_Task directions_. Each entry that follows must be output without any deviation.
--- BEGIN Data provided ---
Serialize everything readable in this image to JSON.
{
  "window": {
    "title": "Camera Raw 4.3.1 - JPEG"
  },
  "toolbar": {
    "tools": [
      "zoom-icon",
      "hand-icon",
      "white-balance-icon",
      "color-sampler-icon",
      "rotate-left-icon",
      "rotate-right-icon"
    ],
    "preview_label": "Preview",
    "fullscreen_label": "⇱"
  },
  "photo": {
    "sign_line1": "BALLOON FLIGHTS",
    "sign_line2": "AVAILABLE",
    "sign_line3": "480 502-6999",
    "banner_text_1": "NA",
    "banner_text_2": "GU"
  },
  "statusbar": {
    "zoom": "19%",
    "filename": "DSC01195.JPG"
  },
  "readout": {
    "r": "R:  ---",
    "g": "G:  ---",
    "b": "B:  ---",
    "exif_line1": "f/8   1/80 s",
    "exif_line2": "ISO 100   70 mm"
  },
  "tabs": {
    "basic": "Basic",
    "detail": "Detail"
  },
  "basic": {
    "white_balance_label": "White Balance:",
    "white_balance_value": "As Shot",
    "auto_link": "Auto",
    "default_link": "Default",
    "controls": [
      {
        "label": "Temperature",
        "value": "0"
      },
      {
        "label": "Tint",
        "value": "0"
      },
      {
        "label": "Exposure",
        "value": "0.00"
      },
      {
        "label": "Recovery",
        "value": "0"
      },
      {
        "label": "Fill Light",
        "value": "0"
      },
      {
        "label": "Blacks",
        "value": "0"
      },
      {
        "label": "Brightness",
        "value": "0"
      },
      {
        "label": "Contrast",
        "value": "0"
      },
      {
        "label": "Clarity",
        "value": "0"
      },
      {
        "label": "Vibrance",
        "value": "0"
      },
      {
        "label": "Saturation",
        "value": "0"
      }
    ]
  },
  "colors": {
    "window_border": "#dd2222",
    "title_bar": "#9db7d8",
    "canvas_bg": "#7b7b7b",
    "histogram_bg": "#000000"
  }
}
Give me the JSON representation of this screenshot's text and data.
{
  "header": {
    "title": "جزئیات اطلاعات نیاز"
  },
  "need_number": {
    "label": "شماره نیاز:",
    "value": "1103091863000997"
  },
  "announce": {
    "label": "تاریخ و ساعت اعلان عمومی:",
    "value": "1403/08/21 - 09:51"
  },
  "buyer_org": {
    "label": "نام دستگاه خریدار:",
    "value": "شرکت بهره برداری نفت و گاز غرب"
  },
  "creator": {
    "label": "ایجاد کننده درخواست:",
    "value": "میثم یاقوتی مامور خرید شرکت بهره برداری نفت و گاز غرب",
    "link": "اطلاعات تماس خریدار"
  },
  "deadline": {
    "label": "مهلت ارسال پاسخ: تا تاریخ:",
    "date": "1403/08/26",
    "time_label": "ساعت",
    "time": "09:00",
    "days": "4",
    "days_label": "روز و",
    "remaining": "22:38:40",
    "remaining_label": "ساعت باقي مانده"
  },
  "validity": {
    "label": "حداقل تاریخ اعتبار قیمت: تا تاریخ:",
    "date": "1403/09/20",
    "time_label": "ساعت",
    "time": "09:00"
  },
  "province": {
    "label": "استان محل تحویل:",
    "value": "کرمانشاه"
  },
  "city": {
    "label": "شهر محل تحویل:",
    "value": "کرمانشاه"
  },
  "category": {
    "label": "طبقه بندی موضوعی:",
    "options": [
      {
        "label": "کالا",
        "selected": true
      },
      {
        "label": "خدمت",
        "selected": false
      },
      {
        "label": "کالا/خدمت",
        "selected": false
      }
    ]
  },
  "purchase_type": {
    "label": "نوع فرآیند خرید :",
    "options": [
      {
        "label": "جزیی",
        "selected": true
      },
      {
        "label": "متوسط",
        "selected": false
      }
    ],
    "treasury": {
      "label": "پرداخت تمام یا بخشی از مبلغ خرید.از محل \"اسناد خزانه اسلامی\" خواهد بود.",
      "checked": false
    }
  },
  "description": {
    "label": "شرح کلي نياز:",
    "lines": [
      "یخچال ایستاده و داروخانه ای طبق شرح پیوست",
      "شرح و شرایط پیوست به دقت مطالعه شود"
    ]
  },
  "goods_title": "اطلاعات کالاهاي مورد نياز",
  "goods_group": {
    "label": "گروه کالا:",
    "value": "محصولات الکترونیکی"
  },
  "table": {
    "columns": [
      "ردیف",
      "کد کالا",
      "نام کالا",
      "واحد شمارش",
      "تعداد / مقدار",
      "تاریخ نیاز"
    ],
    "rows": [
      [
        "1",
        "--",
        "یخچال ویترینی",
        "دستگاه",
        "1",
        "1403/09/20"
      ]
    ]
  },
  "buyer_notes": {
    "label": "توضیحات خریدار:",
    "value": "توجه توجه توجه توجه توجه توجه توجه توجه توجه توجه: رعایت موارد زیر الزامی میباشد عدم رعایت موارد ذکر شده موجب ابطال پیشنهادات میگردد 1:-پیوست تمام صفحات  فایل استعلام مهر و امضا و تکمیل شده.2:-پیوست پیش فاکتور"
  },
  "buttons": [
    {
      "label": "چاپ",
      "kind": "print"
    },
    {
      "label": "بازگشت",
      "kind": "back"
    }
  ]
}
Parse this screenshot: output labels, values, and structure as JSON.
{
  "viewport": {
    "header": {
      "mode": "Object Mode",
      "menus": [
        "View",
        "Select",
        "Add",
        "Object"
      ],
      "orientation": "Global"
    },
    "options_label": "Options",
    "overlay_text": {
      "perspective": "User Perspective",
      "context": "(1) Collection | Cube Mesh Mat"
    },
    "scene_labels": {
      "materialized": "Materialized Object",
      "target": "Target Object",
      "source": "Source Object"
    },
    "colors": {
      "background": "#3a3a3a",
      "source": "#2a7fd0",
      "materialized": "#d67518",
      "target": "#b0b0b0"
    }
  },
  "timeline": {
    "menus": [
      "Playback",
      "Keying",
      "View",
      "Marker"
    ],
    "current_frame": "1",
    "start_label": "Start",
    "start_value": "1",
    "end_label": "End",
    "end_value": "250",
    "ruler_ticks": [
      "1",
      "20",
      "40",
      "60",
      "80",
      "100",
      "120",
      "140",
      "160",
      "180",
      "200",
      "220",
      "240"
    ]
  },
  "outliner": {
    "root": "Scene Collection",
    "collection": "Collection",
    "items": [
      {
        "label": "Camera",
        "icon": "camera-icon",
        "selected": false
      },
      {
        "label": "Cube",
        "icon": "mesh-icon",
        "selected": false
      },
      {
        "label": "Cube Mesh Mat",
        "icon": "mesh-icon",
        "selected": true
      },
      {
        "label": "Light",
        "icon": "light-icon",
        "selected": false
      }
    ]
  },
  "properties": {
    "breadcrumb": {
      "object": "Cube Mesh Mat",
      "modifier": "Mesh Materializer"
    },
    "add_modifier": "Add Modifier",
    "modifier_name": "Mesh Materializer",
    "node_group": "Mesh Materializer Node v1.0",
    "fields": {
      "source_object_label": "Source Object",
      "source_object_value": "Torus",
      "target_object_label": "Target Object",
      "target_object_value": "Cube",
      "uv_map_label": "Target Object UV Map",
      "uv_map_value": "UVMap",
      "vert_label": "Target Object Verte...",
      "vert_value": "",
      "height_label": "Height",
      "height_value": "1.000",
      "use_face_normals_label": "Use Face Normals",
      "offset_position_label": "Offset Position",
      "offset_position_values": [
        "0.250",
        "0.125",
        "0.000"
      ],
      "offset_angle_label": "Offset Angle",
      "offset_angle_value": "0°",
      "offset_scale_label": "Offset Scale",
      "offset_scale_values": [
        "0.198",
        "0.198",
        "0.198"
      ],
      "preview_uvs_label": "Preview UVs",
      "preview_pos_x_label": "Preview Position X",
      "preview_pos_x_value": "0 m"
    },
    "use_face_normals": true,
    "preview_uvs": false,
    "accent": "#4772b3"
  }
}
--- END Data provided ---
_The solution_.
Serialize everything readable in this image to JSON.
{
  "window": {
    "title": "Camera Raw 4.3.1 - JPEG"
  },
  "toolbar": {
    "tools": [
      "zoom-icon",
      "hand-icon",
      "white-balance-icon",
      "color-sampler-icon",
      "rotate-left-icon",
      "rotate-right-icon"
    ],
    "preview_label": "Preview",
    "fullscreen_label": "⇱"
  },
  "photo": {
    "sign_line1": "BALLOON FLIGHTS",
    "sign_line2": "AVAILABLE",
    "sign_line3": "480 502-6999",
    "banner_text_1": "NA",
    "banner_text_2": "GU"
  },
  "statusbar": {
    "zoom": "19%",
    "filename": "DSC01195.JPG"
  },
  "readout": {
    "r": "R:  ---",
    "g": "G:  ---",
    "b": "B:  ---",
    "exif_line1": "f/8   1/80 s",
    "exif_line2": "ISO 100   70 mm"
  },
  "tabs": {
    "basic": "Basic",
    "detail": "Detail"
  },
  "basic": {
    "white_balance_label": "White Balance:",
    "white_balance_value": "As Shot",
    "auto_link": "Auto",
    "default_link": "Default",
    "controls": [
      {
        "label": "Temperature",
        "value": "0"
      },
      {
        "label": "Tint",
        "value": "0"
      },
      {
        "label": "Exposure",
        "value": "0.00"
      },
      {
        "label": "Recovery",
        "value": "0"
      },
      {
        "label": "Fill Light",
        "value": "0"
      },
      {
        "label": "Blacks",
        "value": "0"
      },
      {
        "label": "Brightness",
        "value": "0"
      },
      {
        "label": "Contrast",
        "value": "0"
      },
      {
        "label": "Clarity",
        "value": "0"
      },
      {
        "label": "Vibrance",
        "value": "0"
      },
      {
        "label": "Saturation",
        "value": "0"
      }
    ]
  },
  "colors": {
    "window_border": "#dd2222",
    "title_bar": "#9db7d8",
    "canvas_bg": "#7b7b7b",
    "histogram_bg": "#000000"
  }
}
Give me the JSON representation of this screenshot's text and data.
{
  "header": {
    "title": "جزئیات اطلاعات نیاز"
  },
  "need_number": {
    "label": "شماره نیاز:",
    "value": "1103091863000997"
  },
  "announce": {
    "label": "تاریخ و ساعت اعلان عمومی:",
    "value": "1403/08/21 - 09:51"
  },
  "buyer_org": {
    "label": "نام دستگاه خریدار:",
    "value": "شرکت بهره برداری نفت و گاز غرب"
  },
  "creator": {
    "label": "ایجاد کننده درخواست:",
    "value": "میثم یاقوتی مامور خرید شرکت بهره برداری نفت و گاز غرب",
    "link": "اطلاعات تماس خریدار"
  },
  "deadline": {
    "label": "مهلت ارسال پاسخ: تا تاریخ:",
    "date": "1403/08/26",
    "time_label": "ساعت",
    "time": "09:00",
    "days": "4",
    "days_label": "روز و",
    "remaining": "22:38:40",
    "remaining_label": "ساعت باقي مانده"
  },
  "validity": {
    "label": "حداقل تاریخ اعتبار قیمت: تا تاریخ:",
    "date": "1403/09/20",
    "time_label": "ساعت",
    "time": "09:00"
  },
  "province": {
    "label": "استان محل تحویل:",
    "value": "کرمانشاه"
  },
  "city": {
    "label": "شهر محل تحویل:",
    "value": "کرمانشاه"
  },
  "category": {
    "label": "طبقه بندی موضوعی:",
    "options": [
      {
        "label": "کالا",
        "selected": true
      },
      {
        "label": "خدمت",
        "selected": false
      },
      {
        "label": "کالا/خدمت",
        "selected": false
      }
    ]
  },
  "purchase_type": {
    "label": "نوع فرآیند خرید :",
    "options": [
      {
        "label": "جزیی",
        "selected": true
      },
      {
        "label": "متوسط",
        "selected": false
      }
    ],
    "treasury": {
      "label": "پرداخت تمام یا بخشی از مبلغ خرید.از محل \"اسناد خزانه اسلامی\" خواهد بود.",
      "checked": false
    }
  },
  "description": {
    "label": "شرح کلي نياز:",
    "lines": [
      "یخچال ایستاده و داروخانه ای طبق شرح پیوست",
      "شرح و شرایط پیوست به دقت مطالعه شود"
    ]
  },
  "goods_title": "اطلاعات کالاهاي مورد نياز",
  "goods_group": {
    "label": "گروه کالا:",
    "value": "محصولات الکترونیکی"
  },
  "table": {
    "columns": [
      "ردیف",
      "کد کالا",
      "نام کالا",
      "واحد شمارش",
      "تعداد / مقدار",
      "تاریخ نیاز"
    ],
    "rows": [
      [
        "1",
        "--",
        "یخچال ویترینی",
        "دستگاه",
        "1",
        "1403/09/20"
      ]
    ]
  },
  "buyer_notes": {
    "label": "توضیحات خریدار:",
    "value": "توجه توجه توجه توجه توجه توجه توجه توجه توجه توجه: رعایت موارد زیر الزامی میباشد عدم رعایت موارد ذکر شده موجب ابطال پیشنهادات میگردد 1:-پیوست تمام صفحات  فایل استعلام مهر و امضا و تکمیل شده.2:-پیوست پیش فاکتور"
  },
  "buttons": [
    {
      "label": "چاپ",
      "kind": "print"
    },
    {
      "label": "بازگشت",
      "kind": "back"
    }
  ]
}
Parse this screenshot: output labels, values, and structure as JSON.
{
  "viewport": {
    "header": {
      "mode": "Object Mode",
      "menus": [
        "View",
        "Select",
        "Add",
        "Object"
      ],
      "orientation": "Global"
    },
    "options_label": "Options",
    "overlay_text": {
      "perspective": "User Perspective",
      "context": "(1) Collection | Cube Mesh Mat"
    },
    "scene_labels": {
      "materialized": "Materialized Object",
      "target": "Target Object",
      "source": "Source Object"
    },
    "colors": {
      "background": "#3a3a3a",
      "source": "#2a7fd0",
      "materialized": "#d67518",
      "target": "#b0b0b0"
    }
  },
  "timeline": {
    "menus": [
      "Playback",
      "Keying",
      "View",
      "Marker"
    ],
    "current_frame": "1",
    "start_label": "Start",
    "start_value": "1",
    "end_label": "End",
    "end_value": "250",
    "ruler_ticks": [
      "1",
      "20",
      "40",
      "60",
      "80",
      "100",
      "120",
      "140",
      "160",
      "180",
      "200",
      "220",
      "240"
    ]
  },
  "outliner": {
    "root": "Scene Collection",
    "collection": "Collection",
    "items": [
      {
        "label": "Camera",
        "icon": "camera-icon",
        "selected": false
      },
      {
        "label": "Cube",
        "icon": "mesh-icon",
        "selected": false
      },
      {
        "label": "Cube Mesh Mat",
        "icon": "mesh-icon",
        "selected": true
      },
      {
        "label": "Light",
        "icon": "light-icon",
        "selected": false
      }
    ]
  },
  "properties": {
    "breadcrumb": {
      "object": "Cube Mesh Mat",
      "modifier": "Mesh Materializer"
    },
    "add_modifier": "Add Modifier",
    "modifier_name": "Mesh Materializer",
    "node_group": "Mesh Materializer Node v1.0",
    "fields": {
      "source_object_label": "Source Object",
      "source_object_value": "Torus",
      "target_object_label": "Target Object",
      "target_object_value": "Cube",
      "uv_map_label": "Target Object UV Map",
      "uv_map_value": "UVMap",
      "vert_label": "Target Object Verte...",
      "vert_value": "",
      "height_label": "Height",
      "height_value": "1.000",
      "use_face_normals_label": "Use Face Normals",
      "offset_position_label": "Offset Position",
      "offset_position_values": [
        "0.250",
        "0.125",
        "0.000"
      ],
      "offset_angle_label": "Offset Angle",
      "offset_angle_value": "0°",
      "offset_scale_label": "Offset Scale",
      "offset_scale_values": [
        "0.198",
        "0.198",
        "0.198"
      ],
      "preview_uvs_label": "Preview UVs",
      "preview_pos_x_label": "Preview Position X",
      "preview_pos_x_value": "0 m"
    },
    "use_face_normals": true,
    "preview_uvs": false,
    "accent": "#4772b3"
  }
}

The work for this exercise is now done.